Figure collection entries -
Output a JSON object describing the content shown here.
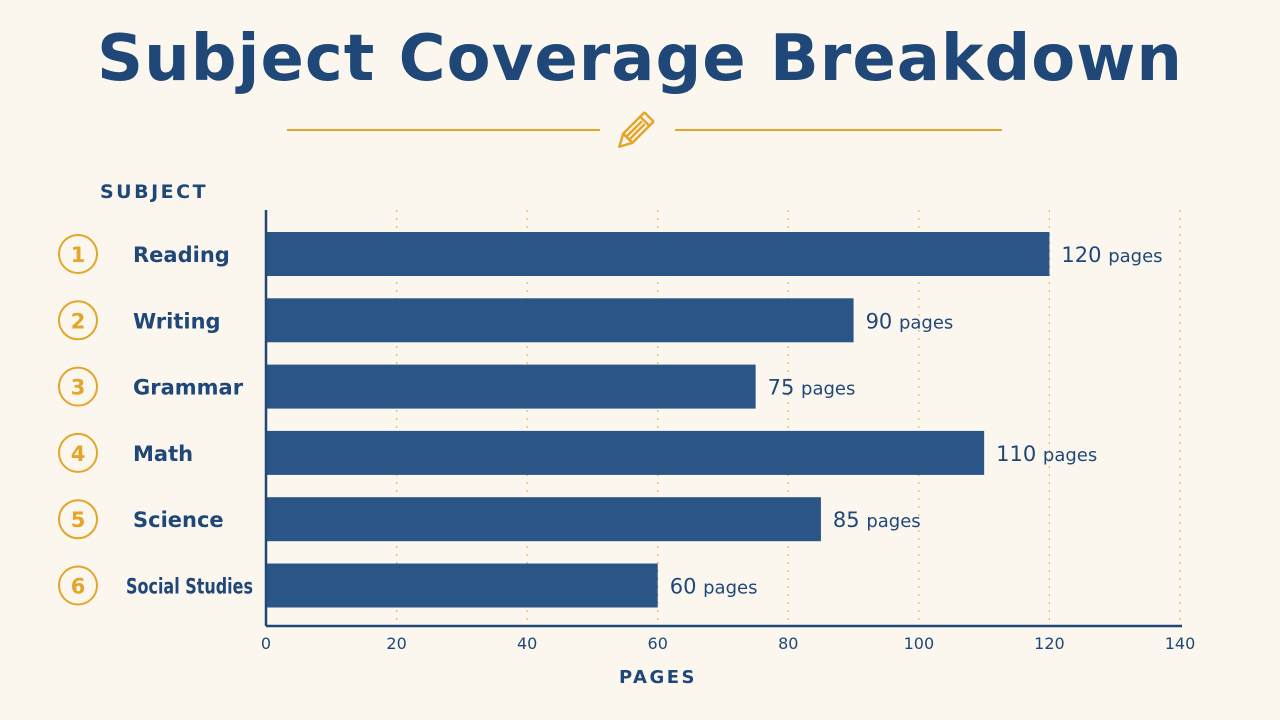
{
  "title": "Subject Coverage Breakdown",
  "colors": {
    "background": "#fbf7ee",
    "bar": "#2b5587",
    "text": "#1f4778",
    "accent": "#e3a52a"
  },
  "ornament_icon": "pencil-icon",
  "chart_data": {
    "type": "bar",
    "orientation": "horizontal",
    "title": "Subject Coverage Breakdown",
    "ylabel": "SUBJECT",
    "xlabel": "PAGES",
    "categories": [
      "Reading",
      "Writing",
      "Grammar",
      "Math",
      "Science",
      "Social Studies"
    ],
    "ranks": [
      "1",
      "2",
      "3",
      "4",
      "5",
      "6"
    ],
    "values": [
      120,
      90,
      75,
      110,
      85,
      60
    ],
    "value_labels": [
      "120",
      "90",
      "75",
      "110",
      "85",
      "60"
    ],
    "value_unit": "pages",
    "xlim": [
      0,
      140
    ],
    "xticks": [
      0,
      20,
      40,
      60,
      80,
      100,
      120,
      140
    ],
    "grid": "vertical dotted",
    "legend": "none"
  }
}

Your objective - Give every record back exactly as it reads, with no images.

Complete output -
Output a JSON object describing the content shown here.
{
  "title": "Subject Coverage Breakdown",
  "colors": {
    "background": "#fbf7ee",
    "bar": "#2b5587",
    "text": "#1f4778",
    "accent": "#e3a52a"
  },
  "ornament_icon": "pencil-icon",
  "chart_data": {
    "type": "bar",
    "orientation": "horizontal",
    "title": "Subject Coverage Breakdown",
    "ylabel": "SUBJECT",
    "xlabel": "PAGES",
    "categories": [
      "Reading",
      "Writing",
      "Grammar",
      "Math",
      "Science",
      "Social Studies"
    ],
    "ranks": [
      "1",
      "2",
      "3",
      "4",
      "5",
      "6"
    ],
    "values": [
      120,
      90,
      75,
      110,
      85,
      60
    ],
    "value_labels": [
      "120",
      "90",
      "75",
      "110",
      "85",
      "60"
    ],
    "value_unit": "pages",
    "xlim": [
      0,
      140
    ],
    "xticks": [
      0,
      20,
      40,
      60,
      80,
      100,
      120,
      140
    ],
    "grid": "vertical dotted",
    "legend": "none"
  }
}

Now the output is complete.